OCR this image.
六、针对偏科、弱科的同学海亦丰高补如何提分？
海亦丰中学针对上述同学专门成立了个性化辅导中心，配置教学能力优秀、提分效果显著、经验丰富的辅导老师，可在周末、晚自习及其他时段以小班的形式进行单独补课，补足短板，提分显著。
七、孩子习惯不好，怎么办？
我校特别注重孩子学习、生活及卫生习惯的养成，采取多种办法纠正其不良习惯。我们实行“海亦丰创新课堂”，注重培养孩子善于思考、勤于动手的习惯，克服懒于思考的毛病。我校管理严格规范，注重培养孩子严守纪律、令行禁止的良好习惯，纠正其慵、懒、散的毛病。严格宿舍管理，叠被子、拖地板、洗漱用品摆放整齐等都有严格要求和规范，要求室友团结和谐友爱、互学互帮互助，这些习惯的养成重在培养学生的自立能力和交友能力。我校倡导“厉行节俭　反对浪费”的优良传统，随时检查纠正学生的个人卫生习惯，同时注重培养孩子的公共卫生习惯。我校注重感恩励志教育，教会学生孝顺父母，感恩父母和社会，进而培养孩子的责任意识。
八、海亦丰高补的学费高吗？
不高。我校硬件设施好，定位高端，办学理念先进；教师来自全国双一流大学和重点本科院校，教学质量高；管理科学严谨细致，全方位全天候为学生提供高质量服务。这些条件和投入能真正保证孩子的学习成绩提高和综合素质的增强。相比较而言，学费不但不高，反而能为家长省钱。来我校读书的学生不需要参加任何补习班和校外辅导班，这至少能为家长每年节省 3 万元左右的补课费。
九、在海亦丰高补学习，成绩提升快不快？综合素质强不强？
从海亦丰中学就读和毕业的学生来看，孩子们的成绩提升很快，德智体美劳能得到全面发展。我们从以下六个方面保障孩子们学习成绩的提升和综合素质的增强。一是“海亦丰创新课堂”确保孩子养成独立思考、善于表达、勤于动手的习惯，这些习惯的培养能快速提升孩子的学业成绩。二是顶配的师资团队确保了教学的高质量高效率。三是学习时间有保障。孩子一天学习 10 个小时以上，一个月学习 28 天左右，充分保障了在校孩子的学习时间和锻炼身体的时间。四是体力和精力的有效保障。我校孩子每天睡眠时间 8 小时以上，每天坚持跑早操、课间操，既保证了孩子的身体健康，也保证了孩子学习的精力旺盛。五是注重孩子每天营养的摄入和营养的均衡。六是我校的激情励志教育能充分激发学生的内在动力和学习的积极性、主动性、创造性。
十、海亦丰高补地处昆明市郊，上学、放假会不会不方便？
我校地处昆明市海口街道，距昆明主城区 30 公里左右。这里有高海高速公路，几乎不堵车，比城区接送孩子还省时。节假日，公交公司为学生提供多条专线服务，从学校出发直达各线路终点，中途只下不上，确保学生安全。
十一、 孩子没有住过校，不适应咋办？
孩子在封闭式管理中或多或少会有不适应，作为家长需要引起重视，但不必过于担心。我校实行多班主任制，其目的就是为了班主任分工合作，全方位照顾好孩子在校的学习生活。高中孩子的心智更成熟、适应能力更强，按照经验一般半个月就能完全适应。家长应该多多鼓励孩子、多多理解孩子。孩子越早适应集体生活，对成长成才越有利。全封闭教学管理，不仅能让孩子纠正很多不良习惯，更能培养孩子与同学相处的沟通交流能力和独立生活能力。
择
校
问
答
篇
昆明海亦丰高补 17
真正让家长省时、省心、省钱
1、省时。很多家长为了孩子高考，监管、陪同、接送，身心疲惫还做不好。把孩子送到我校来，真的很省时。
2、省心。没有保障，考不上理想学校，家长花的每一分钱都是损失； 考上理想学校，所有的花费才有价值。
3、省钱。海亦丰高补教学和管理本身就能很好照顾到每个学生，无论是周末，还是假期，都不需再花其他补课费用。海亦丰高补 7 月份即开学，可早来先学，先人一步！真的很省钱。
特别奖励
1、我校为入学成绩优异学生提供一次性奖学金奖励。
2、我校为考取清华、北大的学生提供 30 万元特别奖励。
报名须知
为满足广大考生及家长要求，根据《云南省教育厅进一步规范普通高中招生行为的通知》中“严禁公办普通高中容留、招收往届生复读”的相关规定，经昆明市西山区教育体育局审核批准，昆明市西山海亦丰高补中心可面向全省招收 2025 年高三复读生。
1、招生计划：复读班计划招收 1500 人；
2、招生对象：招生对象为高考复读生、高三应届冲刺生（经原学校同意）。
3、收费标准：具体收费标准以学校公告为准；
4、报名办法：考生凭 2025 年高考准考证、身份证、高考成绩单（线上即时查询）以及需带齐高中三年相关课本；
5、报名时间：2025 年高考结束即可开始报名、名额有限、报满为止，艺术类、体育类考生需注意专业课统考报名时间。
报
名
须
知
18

● ● ● ●

▶ **What is being asked**
Give the entries again in full, exactly as they are written.

▶ **Response to this exercise**
OCR this image.
六、针对偏科、弱科的同学海亦丰高补如何提分？
海亦丰中学针对上述同学专门成立了个性化辅导中心，配置教学能力优秀、提分效果显著、经验丰富的辅导老师，可在周末、晚自习及其他时段以小班的形式进行单独补课，补足短板，提分显著。
七、孩子习惯不好，怎么办？
我校特别注重孩子学习、生活及卫生习惯的养成，采取多种办法纠正其不良习惯。我们实行“海亦丰创新课堂”，注重培养孩子善于思考、勤于动手的习惯，克服懒于思考的毛病。我校管理严格规范，注重培养孩子严守纪律、令行禁止的良好习惯，纠正其慵、懒、散的毛病。严格宿舍管理，叠被子、拖地板、洗漱用品摆放整齐等都有严格要求和规范，要求室友团结和谐友爱、互学互帮互助，这些习惯的养成重在培养学生的自立能力和交友能力。我校倡导“厉行节俭　反对浪费”的优良传统，随时检查纠正学生的个人卫生习惯，同时注重培养孩子的公共卫生习惯。我校注重感恩励志教育，教会学生孝顺父母，感恩父母和社会，进而培养孩子的责任意识。
八、海亦丰高补的学费高吗？
不高。我校硬件设施好，定位高端，办学理念先进；教师来自全国双一流大学和重点本科院校，教学质量高；管理科学严谨细致，全方位全天候为学生提供高质量服务。这些条件和投入能真正保证孩子的学习成绩提高和综合素质的增强。相比较而言，学费不但不高，反而能为家长省钱。来我校读书的学生不需要参加任何补习班和校外辅导班，这至少能为家长每年节省 3 万元左右的补课费。
九、在海亦丰高补学习，成绩提升快不快？综合素质强不强？
从海亦丰中学就读和毕业的学生来看，孩子们的成绩提升很快，德智体美劳能得到全面发展。我们从以下六个方面保障孩子们学习成绩的提升和综合素质的增强。一是“海亦丰创新课堂”确保孩子养成独立思考、善于表达、勤于动手的习惯，这些习惯的培养能快速提升孩子的学业成绩。二是顶配的师资团队确保了教学的高质量高效率。三是学习时间有保障。孩子一天学习 10 个小时以上，一个月学习 28 天左右，充分保障了在校孩子的学习时间和锻炼身体的时间。四是体力和精力的有效保障。我校孩子每天睡眠时间 8 小时以上，每天坚持跑早操、课间操，既保证了孩子的身体健康，也保证了孩子学习的精力旺盛。五是注重孩子每天营养的摄入和营养的均衡。六是我校的激情励志教育能充分激发学生的内在动力和学习的积极性、主动性、创造性。
十、海亦丰高补地处昆明市郊，上学、放假会不会不方便？
我校地处昆明市海口街道，距昆明主城区 30 公里左右。这里有高海高速公路，几乎不堵车，比城区接送孩子还省时。节假日，公交公司为学生提供多条专线服务，从学校出发直达各线路终点，中途只下不上，确保学生安全。
十一、 孩子没有住过校，不适应咋办？
孩子在封闭式管理中或多或少会有不适应，作为家长需要引起重视，但不必过于担心。我校实行多班主任制，其目的就是为了班主任分工合作，全方位照顾好孩子在校的学习生活。高中孩子的心智更成熟、适应能力更强，按照经验一般半个月就能完全适应。家长应该多多鼓励孩子、多多理解孩子。孩子越早适应集体生活，对成长成才越有利。全封闭教学管理，不仅能让孩子纠正很多不良习惯，更能培养孩子与同学相处的沟通交流能力和独立生活能力。
择
校
问
答
篇
昆明海亦丰高补 17
真正让家长省时、省心、省钱
1、省时。很多家长为了孩子高考，监管、陪同、接送，身心疲惫还做不好。把孩子送到我校来，真的很省时。
2、省心。没有保障，考不上理想学校，家长花的每一分钱都是损失； 考上理想学校，所有的花费才有价值。
3、省钱。海亦丰高补教学和管理本身就能很好照顾到每个学生，无论是周末，还是假期，都不需再花其他补课费用。海亦丰高补 7 月份即开学，可早来先学，先人一步！真的很省钱。
特别奖励
1、我校为入学成绩优异学生提供一次性奖学金奖励。
2、我校为考取清华、北大的学生提供 30 万元特别奖励。
报名须知
为满足广大考生及家长要求，根据《云南省教育厅进一步规范普通高中招生行为的通知》中“严禁公办普通高中容留、招收往届生复读”的相关规定，经昆明市西山区教育体育局审核批准，昆明市西山海亦丰高补中心可面向全省招收 2025 年高三复读生。
1、招生计划：复读班计划招收 1500 人；
2、招生对象：招生对象为高考复读生、高三应届冲刺生（经原学校同意）。
3、收费标准：具体收费标准以学校公告为准；
4、报名办法：考生凭 2025 年高考准考证、身份证、高考成绩单（线上即时查询）以及需带齐高中三年相关课本；
5、报名时间：2025 年高考结束即可开始报名、名额有限、报满为止，艺术类、体育类考生需注意专业课统考报名时间。
报
名
须
知
18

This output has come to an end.